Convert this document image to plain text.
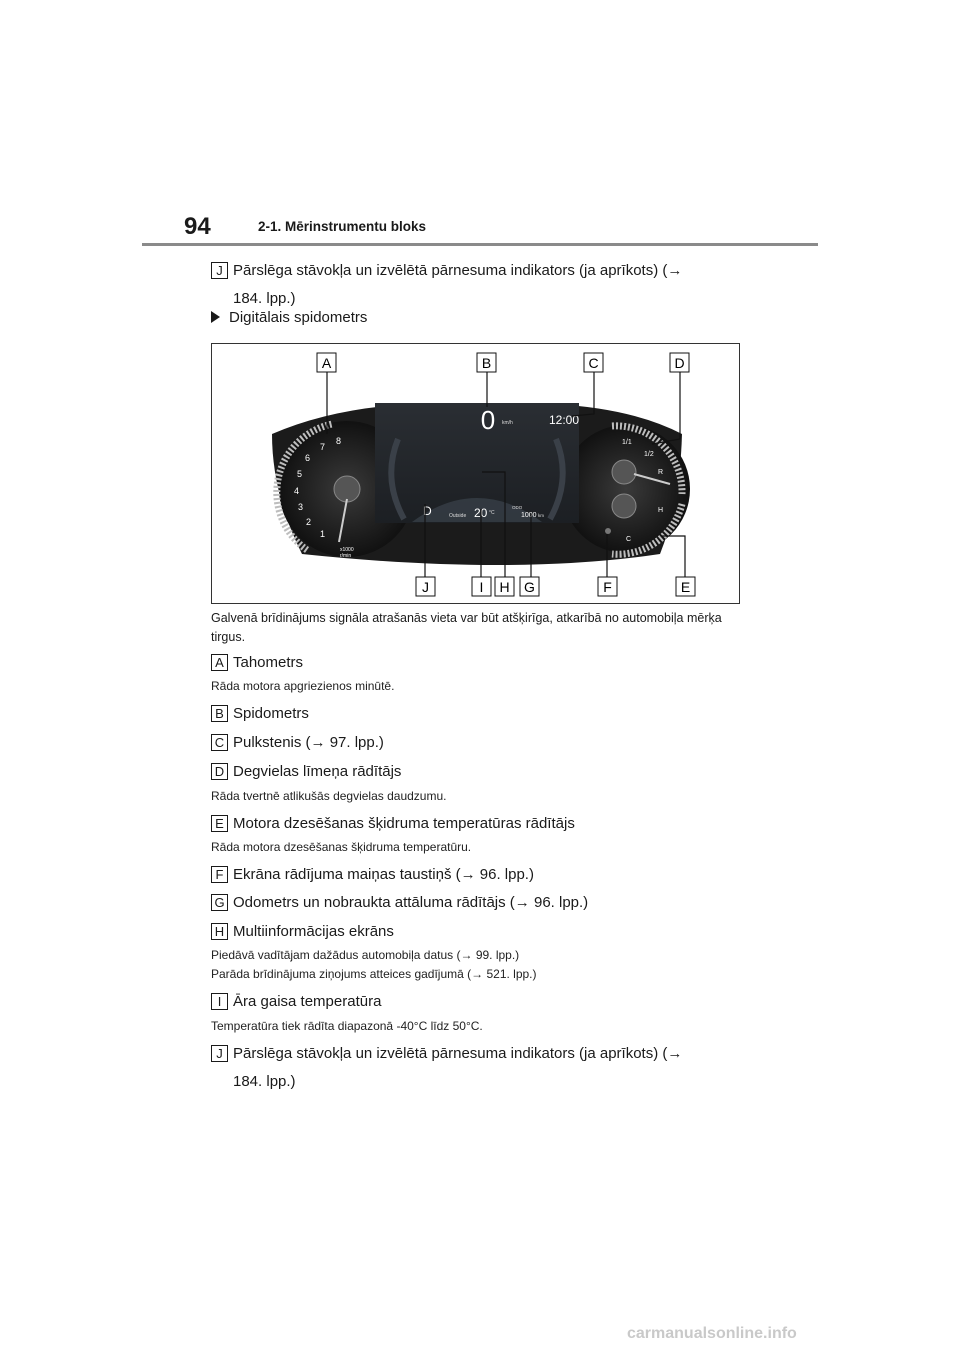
94	2-1. Mērinstrumentu bloks
J Pārslēga stāvokļa un izvēlētā pārnesuma indikators (ja aprīkots) (→
184. lpp.)
Digitālais spidometrs
0 km/h	12:00
D	Outside 20 °C
ODO
1000 km
1
2
3
4
5
6
7
8
x1000
r/min
1/1
1/2
R
H
C
A	B	C	D
J	I H G	F	E
Galvenā brīdinājums signāla atrašanās vieta var būt atšķirīga, atkarībā no automobiļa mērķa tirgus.
A Tahometrs
Rāda motora apgriezienos minūtē.
B Spidometrs
C Pulkstenis (→ 97. lpp.)
D Degvielas līmeņa rādītājs
Rāda tvertnē atlikušās degvielas daudzumu.
E Motora dzesēšanas šķidruma temperatūras rādītājs
Rāda motora dzesēšanas šķidruma temperatūru.
F Ekrāna rādījuma maiņas taustiņš (→ 96. lpp.)
G Odometrs un nobraukta attāluma rādītājs (→ 96. lpp.)
H Multiinformācijas ekrāns
Piedāvā vadītājam dažādus automobiļa datus (→ 99. lpp.)
Parāda brīdinājuma ziņojums atteices gadījumā (→ 521. lpp.)
I Āra gaisa temperatūra
Temperatūra tiek rādīta diapazonā -40°C līdz 50°C.
J Pārslēga stāvokļa un izvēlētā pārnesuma indikators (ja aprīkots) (→
184. lpp.)
carmanualsonline.info
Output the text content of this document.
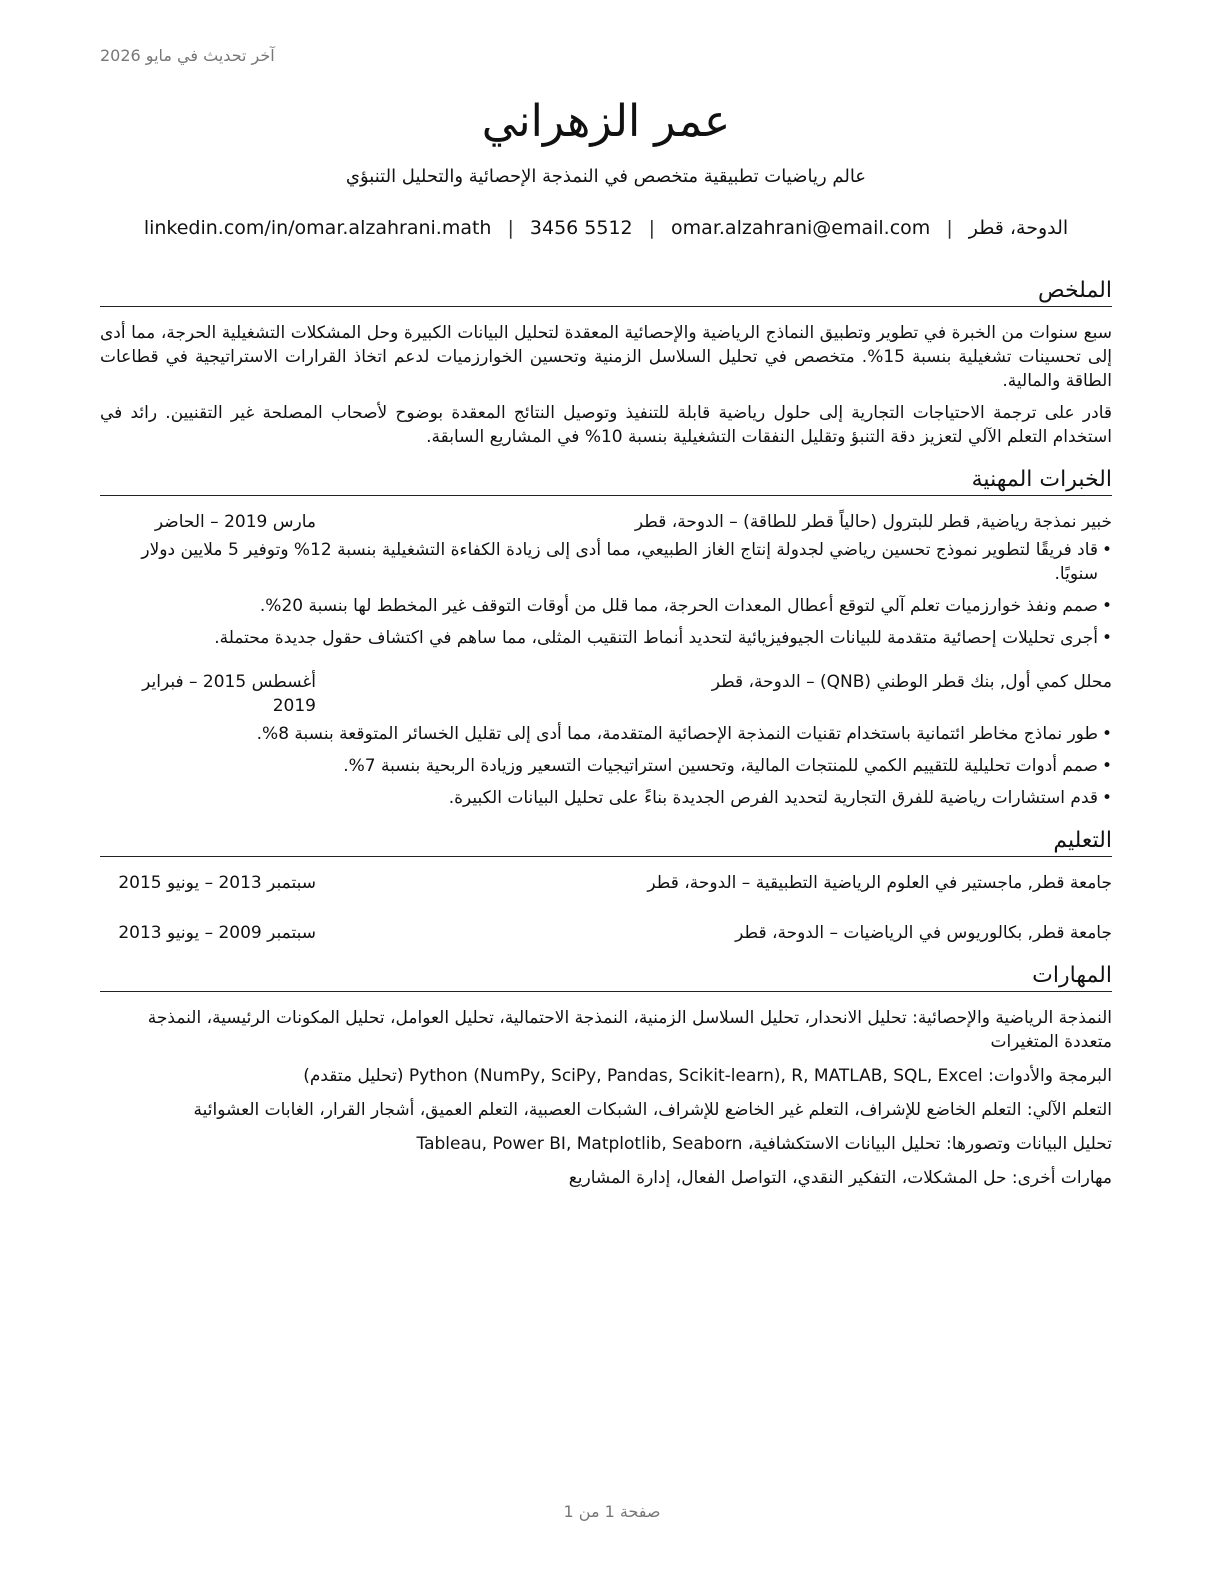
آخر تحديث في مايو 2026
عمر الزهراني
عالم رياضيات تطبيقية متخصص في النمذجة الإحصائية والتحليل التنبؤي
الدوحة، قطر
|
omar.alzahrani@email.com
|
3456 5512
|
linkedin.com/in/omar.alzahrani.math
الملخص

سبع سنوات من الخبرة في تطوير وتطبيق النماذج الرياضية والإحصائية المعقدة لتحليل البيانات الكبيرة وحل المشكلات التشغيلية الحرجة، مما أدى إلى تحسينات تشغيلية بنسبة 15%. متخصص في تحليل السلاسل الزمنية وتحسين الخوارزميات لدعم اتخاذ القرارات الاستراتيجية في قطاعات الطاقة والمالية.

قادر على ترجمة الاحتياجات التجارية إلى حلول رياضية قابلة للتنفيذ وتوصيل النتائج المعقدة بوضوح لأصحاب المصلحة غير التقنيين. رائد في استخدام التعلم الآلي لتعزيز دقة التنبؤ وتقليل النفقات التشغيلية بنسبة 10% في المشاريع السابقة.

الخبرات المهنية
خبير نمذجة رياضية, قطر للبترول (حالياً قطر للطاقة) – الدوحة، قطر
مارس 2019 – الحاضر
• قاد فريقًا لتطوير نموذج تحسين رياضي لجدولة إنتاج الغاز الطبيعي، مما أدى إلى زيادة الكفاءة التشغيلية بنسبة 12% وتوفير 5 ملايين دولار سنويًا.
• صمم ونفذ خوارزميات تعلم آلي لتوقع أعطال المعدات الحرجة، مما قلل من أوقات التوقف غير المخطط لها بنسبة 20%.
• أجرى تحليلات إحصائية متقدمة للبيانات الجيوفيزيائية لتحديد أنماط التنقيب المثلى، مما ساهم في اكتشاف حقول جديدة محتملة.
محلل كمي أول, بنك قطر الوطني (QNB) – الدوحة، قطر
أغسطس 2015 – فبراير 2019
• طور نماذج مخاطر ائتمانية باستخدام تقنيات النمذجة الإحصائية المتقدمة، مما أدى إلى تقليل الخسائر المتوقعة بنسبة 8%.
• صمم أدوات تحليلية للتقييم الكمي للمنتجات المالية، وتحسين استراتيجيات التسعير وزيادة الربحية بنسبة 7%.
• قدم استشارات رياضية للفرق التجارية لتحديد الفرص الجديدة بناءً على تحليل البيانات الكبيرة.
التعليم
جامعة قطر, ماجستير في العلوم الرياضية التطبيقية – الدوحة، قطر
سبتمبر 2013 – يونيو 2015
جامعة قطر, بكالوريوس في الرياضيات – الدوحة، قطر
سبتمبر 2009 – يونيو 2013
المهارات
النمذجة الرياضية والإحصائية: تحليل الانحدار، تحليل السلاسل الزمنية، النمذجة الاحتمالية، تحليل العوامل، تحليل المكونات الرئيسية، النمذجة متعددة المتغيرات
البرمجة والأدوات: Python (NumPy, SciPy, Pandas, Scikit-learn), R, MATLAB, SQL, Excel (تحليل متقدم)
التعلم الآلي: التعلم الخاضع للإشراف، التعلم غير الخاضع للإشراف، الشبكات العصبية، التعلم العميق، أشجار القرار، الغابات العشوائية
تحليل البيانات وتصورها: تحليل البيانات الاستكشافية، Tableau, Power BI, Matplotlib, Seaborn
مهارات أخرى: حل المشكلات، التفكير النقدي، التواصل الفعال، إدارة المشاريع
صفحة 1 من 1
__________________________________________________
■ **What is needed**
What is the number of lines above that hold the string "rādītājs"? Answer with that number alone.

■ **Solution for this problem**
3